(Extracted data entries)
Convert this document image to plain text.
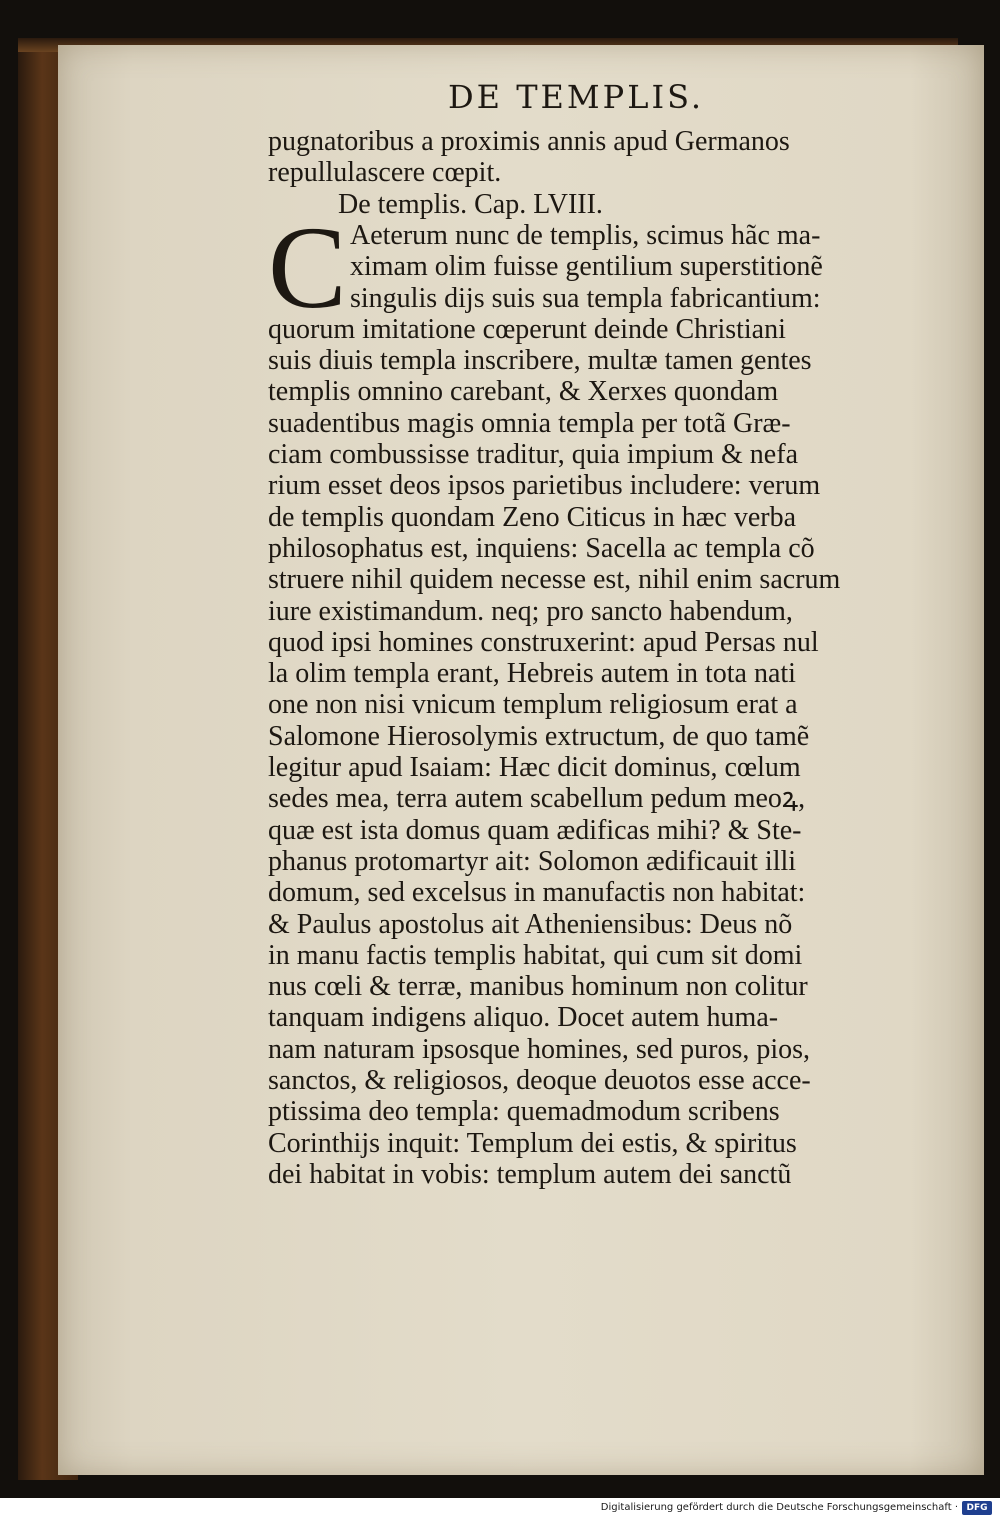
DE TEMPLIS.
C
pugnatoribus a proximis annis apud Germanos
repullulascere cœpit.
De templis. Cap. LVIII.
Aeterum nunc de templis, scimus hãc ma-
ximam olim fuisse gentilium superstitionẽ
singulis dijs suis sua templa fabricantium:
quorum imitatione cœperunt deinde Christiani
suis diuis templa inscribere, multæ tamen gentes
templis omnino carebant, & Xerxes quondam
suadentibus magis omnia templa per totã Græ-
ciam combussisse traditur, quia impium & nefa
rium esset deos ipsos parietibus includere: verum
de templis quondam Zeno Citicus in hæc verba
philosophatus est, inquiens: Sacella ac templa cõ
struere nihil quidem necesse est, nihil enim sacrum
iure existimandum. neq; pro sancto habendum,
quod ipsi homines construxerint: apud Persas nul
la olim templa erant, Hebreis autem in tota nati
one non nisi vnicum templum religiosum erat a
Salomone Hierosolymis extructum, de quo tamẽ
legitur apud Isaiam: Hæc dicit dominus, cœlum
sedes mea, terra autem scabellum pedum meoꝝ,
quæ est ista domus quam ædificas mihi? & Ste-
phanus protomartyr ait: Solomon ædificauit illi
domum, sed excelsus in manufactis non habitat:
& Paulus apostolus ait Atheniensibus: Deus nõ
in manu factis templis habitat, qui cum sit domi
nus cœli & terræ, manibus hominum non colitur
tanquam indigens aliquo. Docet autem huma-
nam naturam ipsosque homines, sed puros, pios,
sanctos, & religiosos, deoque deuotos esse acce-
ptissima deo templa: quemadmodum scribens
Corinthijs inquit: Templum dei estis, & spiritus
dei habitat in vobis: templum autem dei sanctũ
Digitalisierung gefördert durch die Deutsche Forschungsgemeinschaft · DFG
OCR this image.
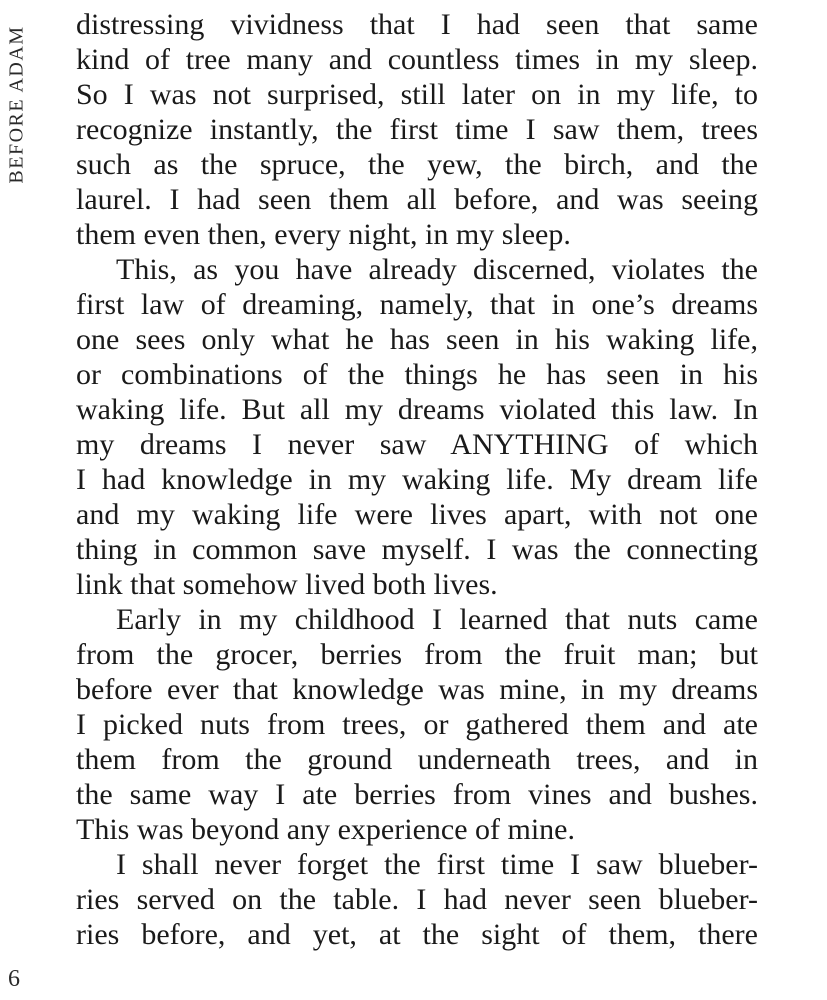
BEFORE ADAM
distressing vividness that I had seen that same
kind of tree many and countless times in my sleep.
So I was not surprised, still later on in my life, to
recognize instantly, the first time I saw them, trees
such as the spruce, the yew, the birch, and the
laurel. I had seen them all before, and was seeing
them even then, every night, in my sleep.
This, as you have already discerned, violates the
first law of dreaming, namely, that in one’s dreams
one sees only what he has seen in his waking life,
or combinations of the things he has seen in his
waking life. But all my dreams violated this law. In
my dreams I never saw ANYTHING of which
I had knowledge in my waking life. My dream life
and my waking life were lives apart, with not one
thing in common save myself. I was the connecting
link that somehow lived both lives.
Early in my childhood I learned that nuts came
from the grocer, berries from the fruit man; but
before ever that knowledge was mine, in my dreams
I picked nuts from trees, or gathered them and ate
them from the ground underneath trees, and in
the same way I ate berries from vines and bushes.
This was beyond any experience of mine.
I shall never forget the first time I saw blueber-
ries served on the table. I had never seen blueber-
ries before, and yet, at the sight of them, there
6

● **OBJECTIVE**
Leave the images out, please, and restate each line word for word.

● **WORKED ANSWER**
Convert this document image to plain text.
DE TEMPLIS.
C
pugnatoribus a proximis annis apud Germanos
repullulascere cœpit.
De templis. Cap. LVIII.
Aeterum nunc de templis, scimus hãc ma-
ximam olim fuisse gentilium superstitionẽ
singulis dijs suis sua templa fabricantium:
quorum imitatione cœperunt deinde Christiani
suis diuis templa inscribere, multæ tamen gentes
templis omnino carebant, & Xerxes quondam
suadentibus magis omnia templa per totã Græ-
ciam combussisse traditur, quia impium & nefa
rium esset deos ipsos parietibus includere: verum
de templis quondam Zeno Citicus in hæc verba
philosophatus est, inquiens: Sacella ac templa cõ
struere nihil quidem necesse est, nihil enim sacrum
iure existimandum. neq; pro sancto habendum,
quod ipsi homines construxerint: apud Persas nul
la olim templa erant, Hebreis autem in tota nati
one non nisi vnicum templum religiosum erat a
Salomone Hierosolymis extructum, de quo tamẽ
legitur apud Isaiam: Hæc dicit dominus, cœlum
sedes mea, terra autem scabellum pedum meoꝝ,
quæ est ista domus quam ædificas mihi? & Ste-
phanus protomartyr ait: Solomon ædificauit illi
domum, sed excelsus in manufactis non habitat:
& Paulus apostolus ait Atheniensibus: Deus nõ
in manu factis templis habitat, qui cum sit domi
nus cœli & terræ, manibus hominum non colitur
tanquam indigens aliquo. Docet autem huma-
nam naturam ipsosque homines, sed puros, pios,
sanctos, & religiosos, deoque deuotos esse acce-
ptissima deo templa: quemadmodum scribens
Corinthijs inquit: Templum dei estis, & spiritus
dei habitat in vobis: templum autem dei sanctũ
Digitalisierung gefördert durch die Deutsche Forschungsgemeinschaft · DFG
OCR this image.
BEFORE ADAM
distressing vividness that I had seen that same
kind of tree many and countless times in my sleep.
So I was not surprised, still later on in my life, to
recognize instantly, the first time I saw them, trees
such as the spruce, the yew, the birch, and the
laurel. I had seen them all before, and was seeing
them even then, every night, in my sleep.
This, as you have already discerned, violates the
first law of dreaming, namely, that in one’s dreams
one sees only what he has seen in his waking life,
or combinations of the things he has seen in his
waking life. But all my dreams violated this law. In
my dreams I never saw ANYTHING of which
I had knowledge in my waking life. My dream life
and my waking life were lives apart, with not one
thing in common save myself. I was the connecting
link that somehow lived both lives.
Early in my childhood I learned that nuts came
from the grocer, berries from the fruit man; but
before ever that knowledge was mine, in my dreams
I picked nuts from trees, or gathered them and ate
them from the ground underneath trees, and in
the same way I ate berries from vines and bushes.
This was beyond any experience of mine.
I shall never forget the first time I saw blueber-
ries served on the table. I had never seen blueber-
ries before, and yet, at the sight of them, there
6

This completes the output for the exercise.